> Exercises
[a] In the Mullen Gang article, who is honored by the commemorative plaque that gave the gang its name?
[b] Resume the Mullen Gang article right after its final sentence.

> Passage given

Mullen Gang
- Founded: c. 1950s
- Founding location: Boston, Massachusetts, United States
- Years active: c. 1950s–1972
- Territory: South Boston
- Ethnicity: Irish American
- Membership (est.): 60
- Leaders: Paul McGonagle; Patrick Nee;
- Activities: Racketeering, armed robbery, auto theft, burglary, extortion, loansharking, illegal gambling, murder
- Allies: Winter Hill Gang
- Rivals: Killeen Gang

= Mullen Gang =

Irish-American gang

The Mullen Gang was an Irish-American gang operating in Boston, Massachusetts. The gang derived its name from a commemorative plaque to a war hero named John Joseph Mullen, which was located on a street corner in South Boston that the gang's members frequented. After a decade-long gang war against another Irish mob group, the Killeen Gang, for control of criminal rackets in South Boston, both gangs were consolidated under the control of the Winter Hill Gang in 1972.

==Gang members==

Paulie McGonagle (died November 1974) was a Boston mobster and onetime leader of the Mullen Gang, a South Boston street gang involved in burglary, auto theft, and armed robbery. During the war against Donald Killeen and his brothers, McGonagle successfully led the Mullens in a string of shootings which finally ended with Killeen's murder in 1972. After a truce was arranged with Whitey Bulger and the remnants of the Killeen organization, McGonagle remained angry about Bulger's accidental murder of his fraternal twin brother, Donald McGonagle. It is believed that this was one of the reasons for his disappearance in November 1974. His body was later excavated from a shallow grave on Boston's Tenean Beach.

Tommy King (died 1975) was a Boston mobster and member of the Mullens during their gang war against Donald Killeen and his lieutenants Billy O'Sullivan and James J. Bulger during the early 1970s. Following Killeen's murder in 1972, he became an associate of Bulger and the Winter Hill Gang after his alleged involvement in the death of Paul McGonagle. In 1975, he disappeared following an altercation with Bulger in a Southie watering hole. He was suspected of having been killed by hitman John Martorano.

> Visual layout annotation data

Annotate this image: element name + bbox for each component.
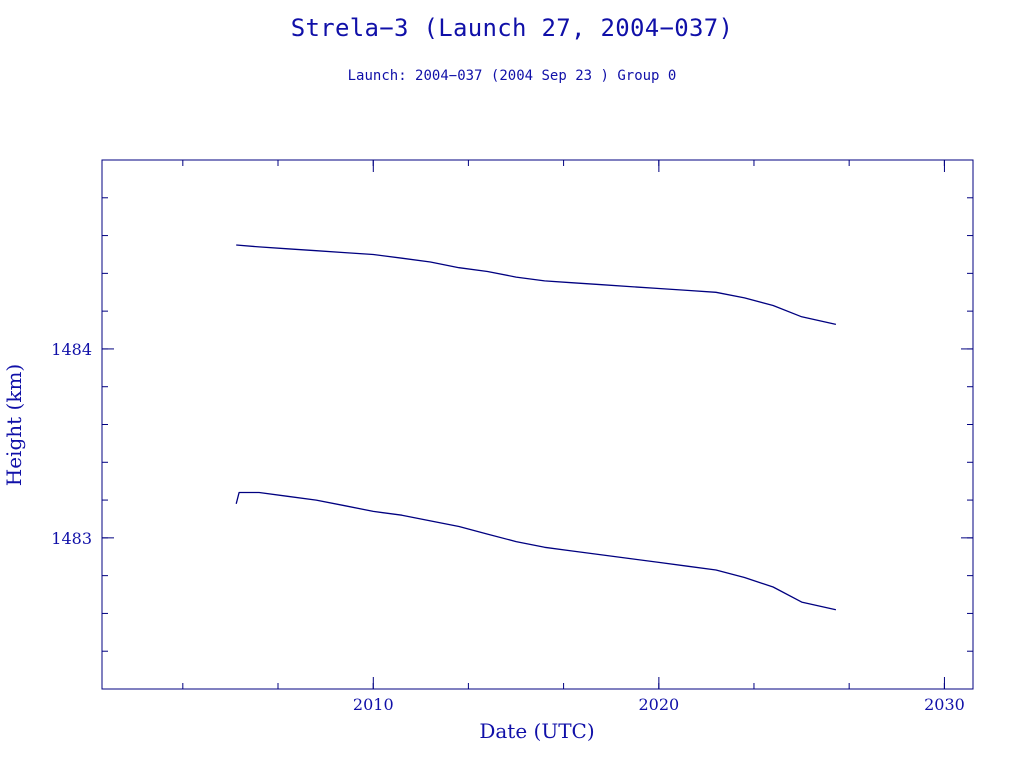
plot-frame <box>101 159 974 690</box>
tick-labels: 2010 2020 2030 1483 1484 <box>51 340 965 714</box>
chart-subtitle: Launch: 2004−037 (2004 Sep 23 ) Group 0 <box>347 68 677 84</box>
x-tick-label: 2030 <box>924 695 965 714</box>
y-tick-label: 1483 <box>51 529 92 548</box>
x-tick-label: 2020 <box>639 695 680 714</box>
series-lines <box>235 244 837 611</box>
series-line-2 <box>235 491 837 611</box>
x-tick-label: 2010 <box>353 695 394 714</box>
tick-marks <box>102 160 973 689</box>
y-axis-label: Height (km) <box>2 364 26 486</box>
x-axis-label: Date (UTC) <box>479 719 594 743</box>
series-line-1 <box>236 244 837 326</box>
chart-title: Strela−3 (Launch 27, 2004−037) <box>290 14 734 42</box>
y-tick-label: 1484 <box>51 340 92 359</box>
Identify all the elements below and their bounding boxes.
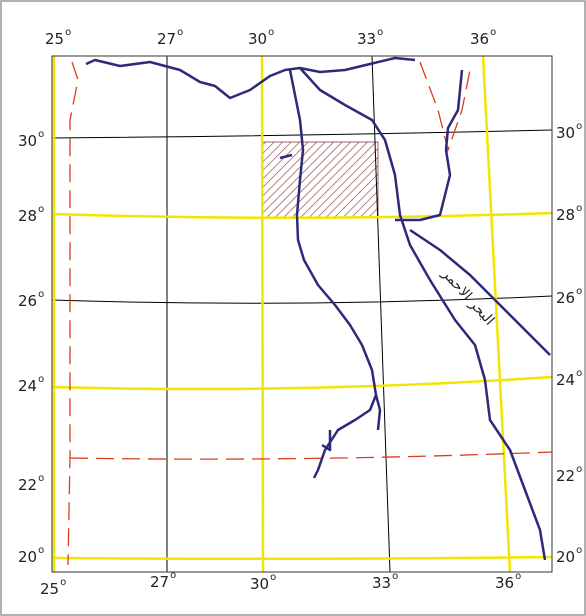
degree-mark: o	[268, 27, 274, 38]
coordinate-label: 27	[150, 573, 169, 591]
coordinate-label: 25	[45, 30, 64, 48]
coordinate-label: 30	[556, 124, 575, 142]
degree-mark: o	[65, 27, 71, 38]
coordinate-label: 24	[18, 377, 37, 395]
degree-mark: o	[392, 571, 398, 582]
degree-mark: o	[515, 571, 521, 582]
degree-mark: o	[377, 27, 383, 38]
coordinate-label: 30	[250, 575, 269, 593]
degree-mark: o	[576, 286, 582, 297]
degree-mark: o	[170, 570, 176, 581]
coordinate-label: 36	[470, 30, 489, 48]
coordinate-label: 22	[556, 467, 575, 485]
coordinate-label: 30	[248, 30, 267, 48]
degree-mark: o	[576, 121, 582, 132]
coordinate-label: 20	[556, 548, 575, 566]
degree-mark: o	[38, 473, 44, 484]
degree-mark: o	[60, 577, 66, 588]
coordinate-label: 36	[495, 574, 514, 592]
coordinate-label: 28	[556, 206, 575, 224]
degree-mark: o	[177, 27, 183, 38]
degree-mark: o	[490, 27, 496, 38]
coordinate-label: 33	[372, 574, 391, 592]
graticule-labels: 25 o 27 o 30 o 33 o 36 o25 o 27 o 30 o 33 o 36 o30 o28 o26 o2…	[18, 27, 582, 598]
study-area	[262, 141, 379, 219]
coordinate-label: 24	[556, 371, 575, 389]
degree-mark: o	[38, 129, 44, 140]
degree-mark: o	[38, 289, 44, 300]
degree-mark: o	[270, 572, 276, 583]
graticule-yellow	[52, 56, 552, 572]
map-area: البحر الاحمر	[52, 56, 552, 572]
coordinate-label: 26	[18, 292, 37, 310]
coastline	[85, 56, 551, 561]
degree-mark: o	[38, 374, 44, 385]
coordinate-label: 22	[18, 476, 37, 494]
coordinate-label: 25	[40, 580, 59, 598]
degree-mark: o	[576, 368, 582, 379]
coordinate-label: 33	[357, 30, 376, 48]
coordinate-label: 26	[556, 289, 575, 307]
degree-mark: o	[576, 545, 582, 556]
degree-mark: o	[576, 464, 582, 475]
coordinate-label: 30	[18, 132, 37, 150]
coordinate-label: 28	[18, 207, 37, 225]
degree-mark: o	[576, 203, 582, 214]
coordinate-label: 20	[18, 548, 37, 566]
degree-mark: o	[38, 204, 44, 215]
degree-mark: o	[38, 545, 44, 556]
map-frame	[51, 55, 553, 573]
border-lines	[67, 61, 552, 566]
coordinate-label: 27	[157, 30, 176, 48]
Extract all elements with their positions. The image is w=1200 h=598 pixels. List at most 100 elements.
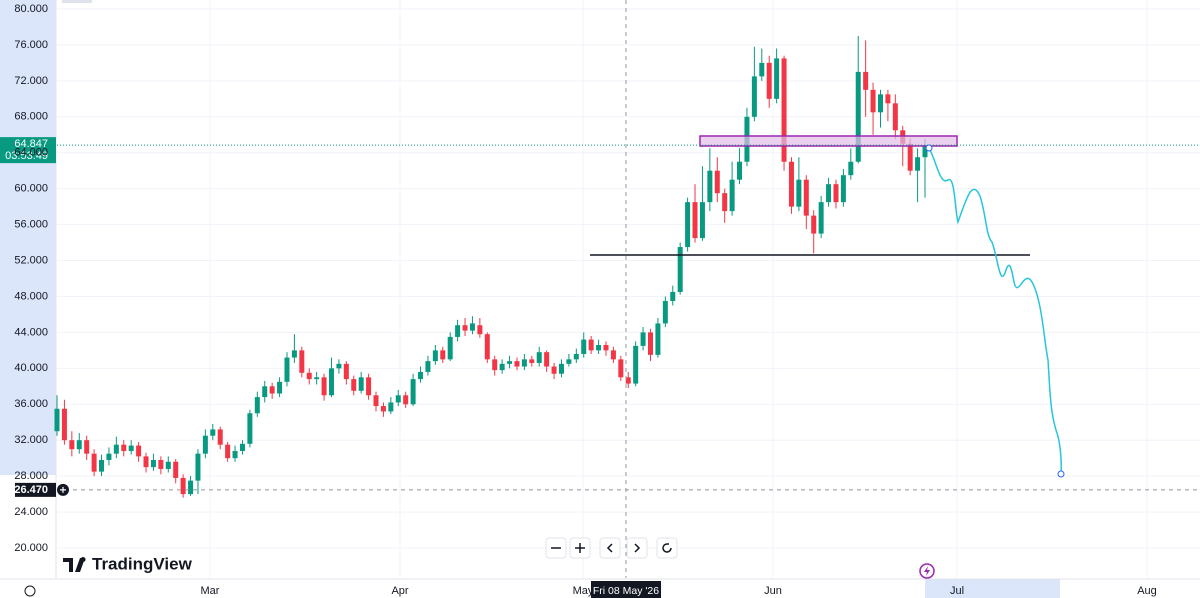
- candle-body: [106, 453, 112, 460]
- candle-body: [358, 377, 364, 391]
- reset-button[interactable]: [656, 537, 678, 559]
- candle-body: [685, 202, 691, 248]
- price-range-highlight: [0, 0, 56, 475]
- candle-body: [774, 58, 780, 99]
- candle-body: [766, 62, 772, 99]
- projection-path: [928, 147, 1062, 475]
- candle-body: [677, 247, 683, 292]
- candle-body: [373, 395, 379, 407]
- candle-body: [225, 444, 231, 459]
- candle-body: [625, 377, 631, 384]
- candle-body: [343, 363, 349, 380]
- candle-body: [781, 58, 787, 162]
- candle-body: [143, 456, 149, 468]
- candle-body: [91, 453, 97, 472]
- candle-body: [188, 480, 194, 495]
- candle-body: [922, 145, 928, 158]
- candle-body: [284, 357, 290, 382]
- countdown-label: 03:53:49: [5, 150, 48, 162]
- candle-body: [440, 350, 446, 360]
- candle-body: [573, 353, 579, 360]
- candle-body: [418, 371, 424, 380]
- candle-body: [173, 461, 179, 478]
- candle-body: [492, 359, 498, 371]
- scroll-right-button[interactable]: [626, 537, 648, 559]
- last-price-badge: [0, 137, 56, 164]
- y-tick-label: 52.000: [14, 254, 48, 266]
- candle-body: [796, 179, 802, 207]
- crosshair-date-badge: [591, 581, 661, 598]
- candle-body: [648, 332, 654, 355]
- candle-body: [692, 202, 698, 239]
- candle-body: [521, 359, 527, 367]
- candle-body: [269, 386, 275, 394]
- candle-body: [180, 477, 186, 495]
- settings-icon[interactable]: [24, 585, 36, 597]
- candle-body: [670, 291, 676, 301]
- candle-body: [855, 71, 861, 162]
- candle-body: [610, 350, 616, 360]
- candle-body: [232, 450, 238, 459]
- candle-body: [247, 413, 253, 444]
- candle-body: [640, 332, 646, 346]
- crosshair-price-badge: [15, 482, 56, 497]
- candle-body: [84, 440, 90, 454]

> Exercise answers
[a] John Joseph Mullen, a war hero.

[b]
Patrick Nee was born to an Irish-speaking family in Rosmuc, Ireland in 1944. He was brought to the US by his parents in 1952 and became a member of the Mullen Gang at the age of 14. He fought in several turf battles before joining the US Marine Corps. He arrived in Vietnam in 1965 and saw combat at Phu Bai. After his return to South Boston in October 1966, he rejoined the Mullens and became one of their leaders in the war against the Killeen brothers. Nee arranged the truce that ended the war by arranging a sit-down in Boston's South End. After being supplanted by Bulger, he moved to Charlestown, Massachusetts and switched increasingly to smuggling arms to the Provisional IRA. He currently resides in South Boston and is the author of the memoir, A Criminal and an Irishman.

James "Jimmy" Mantville

==Feud with the Killeen Gang==
The Killeen brothers - Donald, Kenneth, George and Edward - were an Irish-American crime family which ran the bookmaking and loansharking in South Boston, Massachusetts. They used muscle to make collections, and to make examples of those who didn't pay in a timely fashion.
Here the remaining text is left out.